* [What you need to do]
Print the range of lines that opens with the line containing "Extract the structured" and closes with the last line of the listing. Include both ends; print nothing more.
**** Available records ****
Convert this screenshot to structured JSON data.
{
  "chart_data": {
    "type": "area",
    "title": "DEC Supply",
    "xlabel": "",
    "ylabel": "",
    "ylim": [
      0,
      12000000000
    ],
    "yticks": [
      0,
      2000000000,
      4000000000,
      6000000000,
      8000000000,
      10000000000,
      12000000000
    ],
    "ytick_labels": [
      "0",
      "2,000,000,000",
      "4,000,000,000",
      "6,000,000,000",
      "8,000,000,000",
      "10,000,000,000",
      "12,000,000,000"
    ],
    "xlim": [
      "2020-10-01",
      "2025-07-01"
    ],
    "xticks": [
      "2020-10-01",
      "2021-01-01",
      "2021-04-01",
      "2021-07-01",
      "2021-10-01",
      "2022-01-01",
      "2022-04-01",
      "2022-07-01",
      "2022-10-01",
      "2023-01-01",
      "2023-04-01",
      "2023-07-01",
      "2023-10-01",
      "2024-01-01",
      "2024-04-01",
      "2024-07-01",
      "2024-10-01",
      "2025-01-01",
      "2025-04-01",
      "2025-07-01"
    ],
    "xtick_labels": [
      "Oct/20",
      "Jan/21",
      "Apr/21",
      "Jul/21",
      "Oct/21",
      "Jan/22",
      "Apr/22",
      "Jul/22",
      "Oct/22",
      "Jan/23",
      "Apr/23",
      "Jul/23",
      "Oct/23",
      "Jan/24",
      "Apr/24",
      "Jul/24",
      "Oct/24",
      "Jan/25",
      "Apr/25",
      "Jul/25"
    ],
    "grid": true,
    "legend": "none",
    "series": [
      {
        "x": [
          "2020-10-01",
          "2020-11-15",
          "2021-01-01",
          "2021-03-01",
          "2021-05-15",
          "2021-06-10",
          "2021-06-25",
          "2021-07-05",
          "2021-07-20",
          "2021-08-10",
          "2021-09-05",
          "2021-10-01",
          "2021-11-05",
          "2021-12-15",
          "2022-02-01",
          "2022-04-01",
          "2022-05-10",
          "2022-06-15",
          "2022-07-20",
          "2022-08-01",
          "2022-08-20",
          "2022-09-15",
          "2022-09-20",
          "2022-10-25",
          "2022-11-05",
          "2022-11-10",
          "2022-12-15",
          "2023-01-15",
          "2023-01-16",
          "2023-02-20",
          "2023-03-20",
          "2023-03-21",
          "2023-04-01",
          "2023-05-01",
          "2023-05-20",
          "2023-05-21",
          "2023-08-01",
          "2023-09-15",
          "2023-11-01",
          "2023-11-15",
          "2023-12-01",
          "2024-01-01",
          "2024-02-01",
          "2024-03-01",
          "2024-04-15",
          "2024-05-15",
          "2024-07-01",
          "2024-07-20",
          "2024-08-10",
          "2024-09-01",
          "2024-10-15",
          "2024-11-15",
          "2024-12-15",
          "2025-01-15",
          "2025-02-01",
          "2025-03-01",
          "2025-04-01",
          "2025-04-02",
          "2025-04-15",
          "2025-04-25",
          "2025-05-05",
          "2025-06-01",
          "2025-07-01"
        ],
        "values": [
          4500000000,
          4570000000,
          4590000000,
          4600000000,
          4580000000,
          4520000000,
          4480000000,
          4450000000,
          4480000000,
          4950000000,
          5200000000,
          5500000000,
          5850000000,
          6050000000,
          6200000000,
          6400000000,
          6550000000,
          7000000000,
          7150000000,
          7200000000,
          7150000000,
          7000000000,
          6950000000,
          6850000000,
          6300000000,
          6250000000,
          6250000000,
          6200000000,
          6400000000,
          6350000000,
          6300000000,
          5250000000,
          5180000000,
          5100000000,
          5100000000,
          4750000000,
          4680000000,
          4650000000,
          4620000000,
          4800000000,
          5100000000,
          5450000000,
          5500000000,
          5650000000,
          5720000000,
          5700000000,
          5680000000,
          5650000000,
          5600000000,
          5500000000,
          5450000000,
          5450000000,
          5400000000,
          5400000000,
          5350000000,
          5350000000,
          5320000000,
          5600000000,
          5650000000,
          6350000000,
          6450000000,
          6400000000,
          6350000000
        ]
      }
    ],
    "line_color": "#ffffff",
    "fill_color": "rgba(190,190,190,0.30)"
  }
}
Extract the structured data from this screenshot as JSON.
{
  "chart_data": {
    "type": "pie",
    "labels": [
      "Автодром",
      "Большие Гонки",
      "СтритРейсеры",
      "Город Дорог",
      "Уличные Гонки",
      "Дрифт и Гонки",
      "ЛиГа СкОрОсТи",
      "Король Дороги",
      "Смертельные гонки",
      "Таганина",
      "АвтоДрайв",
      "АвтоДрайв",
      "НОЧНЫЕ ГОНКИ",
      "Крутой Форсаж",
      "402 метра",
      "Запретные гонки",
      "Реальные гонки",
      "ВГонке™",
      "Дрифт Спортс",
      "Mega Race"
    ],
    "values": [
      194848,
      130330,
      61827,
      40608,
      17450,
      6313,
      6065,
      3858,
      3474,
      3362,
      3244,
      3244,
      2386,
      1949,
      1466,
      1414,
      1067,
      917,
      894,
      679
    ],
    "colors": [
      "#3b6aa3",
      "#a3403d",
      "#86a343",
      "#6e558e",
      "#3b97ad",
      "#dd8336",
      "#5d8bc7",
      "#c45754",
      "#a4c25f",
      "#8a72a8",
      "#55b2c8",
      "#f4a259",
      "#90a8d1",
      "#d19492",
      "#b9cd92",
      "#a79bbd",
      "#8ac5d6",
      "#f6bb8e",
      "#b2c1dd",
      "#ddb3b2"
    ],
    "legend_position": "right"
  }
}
****
* [Solution to the problem]
Extract the structured data from this screenshot as JSON.
{
  "chart_data": {
    "type": "pie",
    "labels": [
      "Автодром",
      "Большие Гонки",
      "СтритРейсеры",
      "Город Дорог",
      "Уличные Гонки",
      "Дрифт и Гонки",
      "ЛиГа СкОрОсТи",
      "Король Дороги",
      "Смертельные гонки",
      "Таганина",
      "АвтоДрайв",
      "АвтоДрайв",
      "НОЧНЫЕ ГОНКИ",
      "Крутой Форсаж",
      "402 метра",
      "Запретные гонки",
      "Реальные гонки",
      "ВГонке™",
      "Дрифт Спортс",
      "Mega Race"
    ],
    "values": [
      194848,
      130330,
      61827,
      40608,
      17450,
      6313,
      6065,
      3858,
      3474,
      3362,
      3244,
      3244,
      2386,
      1949,
      1466,
      1414,
      1067,
      917,
      894,
      679
    ],
    "colors": [
      "#3b6aa3",
      "#a3403d",
      "#86a343",
      "#6e558e",
      "#3b97ad",
      "#dd8336",
      "#5d8bc7",
      "#c45754",
      "#a4c25f",
      "#8a72a8",
      "#55b2c8",
      "#f4a259",
      "#90a8d1",
      "#d19492",
      "#b9cd92",
      "#a79bbd",
      "#8ac5d6",
      "#f6bb8e",
      "#b2c1dd",
      "#ddb3b2"
    ],
    "legend_position": "right"
  }
}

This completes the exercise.